# Record set
::::

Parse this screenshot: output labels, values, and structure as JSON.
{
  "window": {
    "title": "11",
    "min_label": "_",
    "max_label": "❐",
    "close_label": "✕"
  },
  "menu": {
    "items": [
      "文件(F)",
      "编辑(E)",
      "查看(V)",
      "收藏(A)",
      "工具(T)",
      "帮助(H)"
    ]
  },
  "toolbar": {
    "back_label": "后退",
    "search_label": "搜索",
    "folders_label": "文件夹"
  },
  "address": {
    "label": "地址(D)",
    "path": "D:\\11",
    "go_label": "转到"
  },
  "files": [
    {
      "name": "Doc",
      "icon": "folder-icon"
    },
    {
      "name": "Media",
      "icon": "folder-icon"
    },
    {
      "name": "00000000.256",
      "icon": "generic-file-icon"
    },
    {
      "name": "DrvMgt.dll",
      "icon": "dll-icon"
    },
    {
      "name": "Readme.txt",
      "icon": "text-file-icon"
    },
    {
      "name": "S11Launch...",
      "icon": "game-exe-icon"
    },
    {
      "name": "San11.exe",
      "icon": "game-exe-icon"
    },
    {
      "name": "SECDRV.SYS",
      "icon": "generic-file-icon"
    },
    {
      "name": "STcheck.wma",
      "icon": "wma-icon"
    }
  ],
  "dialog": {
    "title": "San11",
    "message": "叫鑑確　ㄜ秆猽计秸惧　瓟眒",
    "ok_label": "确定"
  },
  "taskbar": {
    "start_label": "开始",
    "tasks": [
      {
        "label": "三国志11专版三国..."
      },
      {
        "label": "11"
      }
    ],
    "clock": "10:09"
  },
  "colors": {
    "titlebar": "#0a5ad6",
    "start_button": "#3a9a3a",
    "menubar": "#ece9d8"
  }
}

::::

# Challenge
Reproduce the full listing above, character for character.

# The solution
Parse this screenshot: output labels, values, and structure as JSON.
{
  "window": {
    "title": "11",
    "min_label": "_",
    "max_label": "❐",
    "close_label": "✕"
  },
  "menu": {
    "items": [
      "文件(F)",
      "编辑(E)",
      "查看(V)",
      "收藏(A)",
      "工具(T)",
      "帮助(H)"
    ]
  },
  "toolbar": {
    "back_label": "后退",
    "search_label": "搜索",
    "folders_label": "文件夹"
  },
  "address": {
    "label": "地址(D)",
    "path": "D:\\11",
    "go_label": "转到"
  },
  "files": [
    {
      "name": "Doc",
      "icon": "folder-icon"
    },
    {
      "name": "Media",
      "icon": "folder-icon"
    },
    {
      "name": "00000000.256",
      "icon": "generic-file-icon"
    },
    {
      "name": "DrvMgt.dll",
      "icon": "dll-icon"
    },
    {
      "name": "Readme.txt",
      "icon": "text-file-icon"
    },
    {
      "name": "S11Launch...",
      "icon": "game-exe-icon"
    },
    {
      "name": "San11.exe",
      "icon": "game-exe-icon"
    },
    {
      "name": "SECDRV.SYS",
      "icon": "generic-file-icon"
    },
    {
      "name": "STcheck.wma",
      "icon": "wma-icon"
    }
  ],
  "dialog": {
    "title": "San11",
    "message": "叫鑑確　ㄜ秆猽计秸惧　瓟眒",
    "ok_label": "确定"
  },
  "taskbar": {
    "start_label": "开始",
    "tasks": [
      {
        "label": "三国志11专版三国..."
      },
      {
        "label": "11"
      }
    ],
    "clock": "10:09"
  },
  "colors": {
    "titlebar": "#0a5ad6",
    "start_button": "#3a9a3a",
    "menubar": "#ece9d8"
  }
}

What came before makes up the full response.